• [Written problem]: From the listing below, pick out each line with the word "Longwave".

### Dataset entries ###

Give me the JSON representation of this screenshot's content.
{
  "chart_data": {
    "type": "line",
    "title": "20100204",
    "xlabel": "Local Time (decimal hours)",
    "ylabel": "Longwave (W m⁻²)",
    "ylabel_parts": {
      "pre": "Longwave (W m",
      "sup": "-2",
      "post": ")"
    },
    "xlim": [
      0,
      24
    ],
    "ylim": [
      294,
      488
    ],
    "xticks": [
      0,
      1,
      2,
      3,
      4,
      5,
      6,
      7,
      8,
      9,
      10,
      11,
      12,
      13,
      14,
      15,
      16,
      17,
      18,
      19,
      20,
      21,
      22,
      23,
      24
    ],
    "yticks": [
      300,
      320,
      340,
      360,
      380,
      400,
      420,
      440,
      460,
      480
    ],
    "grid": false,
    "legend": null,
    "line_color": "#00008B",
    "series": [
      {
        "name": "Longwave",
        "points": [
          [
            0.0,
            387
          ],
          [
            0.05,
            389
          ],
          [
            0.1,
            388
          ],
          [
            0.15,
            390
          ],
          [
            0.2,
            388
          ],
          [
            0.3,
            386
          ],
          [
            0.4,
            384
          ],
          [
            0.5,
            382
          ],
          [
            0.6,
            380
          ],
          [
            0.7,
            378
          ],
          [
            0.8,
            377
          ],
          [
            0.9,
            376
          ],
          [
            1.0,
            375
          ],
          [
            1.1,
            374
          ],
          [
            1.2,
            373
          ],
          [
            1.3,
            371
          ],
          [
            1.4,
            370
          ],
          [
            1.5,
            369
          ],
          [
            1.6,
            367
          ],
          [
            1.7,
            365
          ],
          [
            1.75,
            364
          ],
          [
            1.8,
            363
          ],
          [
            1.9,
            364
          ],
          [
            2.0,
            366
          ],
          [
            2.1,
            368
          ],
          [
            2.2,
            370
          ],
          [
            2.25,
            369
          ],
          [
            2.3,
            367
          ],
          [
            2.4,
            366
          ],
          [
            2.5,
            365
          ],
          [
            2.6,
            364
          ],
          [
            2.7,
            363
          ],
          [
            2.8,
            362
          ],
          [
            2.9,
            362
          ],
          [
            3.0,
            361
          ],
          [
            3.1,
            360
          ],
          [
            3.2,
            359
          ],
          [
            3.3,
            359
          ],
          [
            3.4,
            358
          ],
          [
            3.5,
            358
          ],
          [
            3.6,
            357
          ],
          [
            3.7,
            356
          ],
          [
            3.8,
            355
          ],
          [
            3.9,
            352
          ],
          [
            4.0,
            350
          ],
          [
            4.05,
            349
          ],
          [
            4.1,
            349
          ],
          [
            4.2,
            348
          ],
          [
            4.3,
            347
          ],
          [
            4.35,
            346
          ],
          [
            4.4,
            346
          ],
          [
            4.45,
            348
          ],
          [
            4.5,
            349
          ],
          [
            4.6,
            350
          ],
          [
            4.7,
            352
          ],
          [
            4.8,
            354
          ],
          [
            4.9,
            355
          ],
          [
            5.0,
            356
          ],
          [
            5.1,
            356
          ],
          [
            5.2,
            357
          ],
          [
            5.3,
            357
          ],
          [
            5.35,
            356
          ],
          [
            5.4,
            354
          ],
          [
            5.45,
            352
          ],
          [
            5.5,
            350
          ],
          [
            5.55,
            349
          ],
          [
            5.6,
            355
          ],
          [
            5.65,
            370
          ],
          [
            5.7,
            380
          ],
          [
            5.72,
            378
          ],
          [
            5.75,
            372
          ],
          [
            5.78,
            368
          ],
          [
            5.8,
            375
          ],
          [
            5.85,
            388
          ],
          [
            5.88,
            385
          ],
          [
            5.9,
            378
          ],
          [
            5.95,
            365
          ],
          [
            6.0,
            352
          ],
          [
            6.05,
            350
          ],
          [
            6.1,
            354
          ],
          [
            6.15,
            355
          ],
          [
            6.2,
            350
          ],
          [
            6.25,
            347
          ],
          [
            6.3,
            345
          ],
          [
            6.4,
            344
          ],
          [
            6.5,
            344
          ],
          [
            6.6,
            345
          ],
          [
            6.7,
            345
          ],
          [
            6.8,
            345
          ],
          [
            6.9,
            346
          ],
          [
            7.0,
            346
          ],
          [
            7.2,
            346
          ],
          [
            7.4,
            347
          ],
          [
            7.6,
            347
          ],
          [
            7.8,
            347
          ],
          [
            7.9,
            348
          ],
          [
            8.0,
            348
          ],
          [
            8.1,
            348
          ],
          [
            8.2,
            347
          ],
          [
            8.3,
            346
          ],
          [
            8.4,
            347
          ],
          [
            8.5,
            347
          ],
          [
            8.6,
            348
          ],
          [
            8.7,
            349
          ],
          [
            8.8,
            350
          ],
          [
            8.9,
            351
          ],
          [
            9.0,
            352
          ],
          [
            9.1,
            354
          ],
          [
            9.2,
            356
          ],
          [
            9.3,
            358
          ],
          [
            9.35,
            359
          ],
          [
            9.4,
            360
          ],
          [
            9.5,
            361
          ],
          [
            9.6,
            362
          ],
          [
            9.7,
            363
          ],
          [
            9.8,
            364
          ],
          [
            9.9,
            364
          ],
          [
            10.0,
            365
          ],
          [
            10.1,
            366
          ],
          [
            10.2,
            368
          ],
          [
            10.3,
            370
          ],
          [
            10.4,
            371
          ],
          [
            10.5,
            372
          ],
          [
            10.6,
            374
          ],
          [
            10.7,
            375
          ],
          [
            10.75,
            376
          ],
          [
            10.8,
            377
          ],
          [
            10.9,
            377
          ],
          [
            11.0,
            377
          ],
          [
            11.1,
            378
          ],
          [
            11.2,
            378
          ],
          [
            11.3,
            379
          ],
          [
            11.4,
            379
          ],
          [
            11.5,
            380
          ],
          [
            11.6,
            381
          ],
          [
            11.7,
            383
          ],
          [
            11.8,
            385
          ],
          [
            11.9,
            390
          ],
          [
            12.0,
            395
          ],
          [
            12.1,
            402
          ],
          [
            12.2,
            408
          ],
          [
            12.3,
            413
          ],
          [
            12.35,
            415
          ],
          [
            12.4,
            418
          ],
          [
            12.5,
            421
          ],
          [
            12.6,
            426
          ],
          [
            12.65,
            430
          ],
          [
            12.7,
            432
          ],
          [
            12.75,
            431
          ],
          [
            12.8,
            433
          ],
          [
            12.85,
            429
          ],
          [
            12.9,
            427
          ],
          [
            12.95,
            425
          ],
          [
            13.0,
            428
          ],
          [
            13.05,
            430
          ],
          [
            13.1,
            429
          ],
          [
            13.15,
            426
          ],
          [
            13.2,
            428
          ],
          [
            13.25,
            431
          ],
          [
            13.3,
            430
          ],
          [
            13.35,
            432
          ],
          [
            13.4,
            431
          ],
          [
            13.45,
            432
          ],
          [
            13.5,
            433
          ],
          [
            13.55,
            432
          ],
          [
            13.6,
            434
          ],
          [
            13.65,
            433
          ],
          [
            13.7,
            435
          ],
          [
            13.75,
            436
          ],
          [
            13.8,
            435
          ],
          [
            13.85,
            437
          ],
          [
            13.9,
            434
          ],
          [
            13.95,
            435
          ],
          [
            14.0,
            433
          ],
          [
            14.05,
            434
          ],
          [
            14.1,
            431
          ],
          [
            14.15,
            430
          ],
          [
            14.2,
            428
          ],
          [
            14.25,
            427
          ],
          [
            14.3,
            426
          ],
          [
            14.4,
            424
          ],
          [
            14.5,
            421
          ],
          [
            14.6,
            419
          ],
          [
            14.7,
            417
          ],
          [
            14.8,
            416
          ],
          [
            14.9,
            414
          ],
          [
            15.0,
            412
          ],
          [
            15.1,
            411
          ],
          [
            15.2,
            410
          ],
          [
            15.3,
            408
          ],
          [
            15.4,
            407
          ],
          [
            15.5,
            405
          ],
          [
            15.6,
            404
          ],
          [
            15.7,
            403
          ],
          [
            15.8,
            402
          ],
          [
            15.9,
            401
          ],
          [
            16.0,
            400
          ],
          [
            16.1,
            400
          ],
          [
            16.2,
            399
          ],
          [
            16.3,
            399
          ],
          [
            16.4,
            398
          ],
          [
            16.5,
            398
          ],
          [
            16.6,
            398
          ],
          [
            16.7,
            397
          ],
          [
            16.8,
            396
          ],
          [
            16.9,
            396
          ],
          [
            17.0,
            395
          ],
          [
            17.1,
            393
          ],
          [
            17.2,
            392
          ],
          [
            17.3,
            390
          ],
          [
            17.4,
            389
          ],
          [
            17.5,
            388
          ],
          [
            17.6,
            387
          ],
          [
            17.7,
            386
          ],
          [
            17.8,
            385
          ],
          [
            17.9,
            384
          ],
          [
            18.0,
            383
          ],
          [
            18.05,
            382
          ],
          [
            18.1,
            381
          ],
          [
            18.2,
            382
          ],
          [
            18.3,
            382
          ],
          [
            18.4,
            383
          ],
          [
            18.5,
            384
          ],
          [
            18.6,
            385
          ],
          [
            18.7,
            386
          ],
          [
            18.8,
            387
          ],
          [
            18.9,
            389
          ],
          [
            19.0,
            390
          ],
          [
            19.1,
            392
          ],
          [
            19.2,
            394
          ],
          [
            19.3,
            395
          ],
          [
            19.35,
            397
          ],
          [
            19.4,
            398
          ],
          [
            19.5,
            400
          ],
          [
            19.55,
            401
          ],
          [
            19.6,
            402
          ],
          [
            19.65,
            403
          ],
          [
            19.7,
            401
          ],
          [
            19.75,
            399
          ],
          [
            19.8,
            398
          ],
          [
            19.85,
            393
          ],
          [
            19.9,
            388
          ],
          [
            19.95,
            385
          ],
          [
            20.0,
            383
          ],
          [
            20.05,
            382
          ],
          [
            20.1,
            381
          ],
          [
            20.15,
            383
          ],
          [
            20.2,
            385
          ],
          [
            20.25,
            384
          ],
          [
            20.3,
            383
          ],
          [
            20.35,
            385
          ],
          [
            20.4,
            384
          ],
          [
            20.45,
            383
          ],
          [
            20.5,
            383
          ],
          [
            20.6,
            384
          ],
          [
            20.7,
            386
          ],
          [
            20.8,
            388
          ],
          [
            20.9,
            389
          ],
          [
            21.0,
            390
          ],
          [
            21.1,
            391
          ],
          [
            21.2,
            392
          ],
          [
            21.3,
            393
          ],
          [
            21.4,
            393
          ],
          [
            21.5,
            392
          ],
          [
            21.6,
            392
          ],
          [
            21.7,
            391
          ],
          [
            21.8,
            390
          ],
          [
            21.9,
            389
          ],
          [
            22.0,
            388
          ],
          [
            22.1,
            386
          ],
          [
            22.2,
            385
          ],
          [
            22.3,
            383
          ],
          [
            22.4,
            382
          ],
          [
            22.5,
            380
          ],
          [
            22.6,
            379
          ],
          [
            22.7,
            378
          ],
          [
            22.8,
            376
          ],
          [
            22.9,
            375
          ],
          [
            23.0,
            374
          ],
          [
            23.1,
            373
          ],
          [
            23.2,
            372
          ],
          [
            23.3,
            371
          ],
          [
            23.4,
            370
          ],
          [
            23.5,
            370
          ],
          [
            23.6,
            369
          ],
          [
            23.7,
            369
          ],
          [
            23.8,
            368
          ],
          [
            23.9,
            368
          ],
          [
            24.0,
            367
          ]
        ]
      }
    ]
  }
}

###

• [Solution to this task]:
    "ylabel": "Longwave (W m⁻²)",
      "pre": "Longwave (W m",
        "name": "Longwave",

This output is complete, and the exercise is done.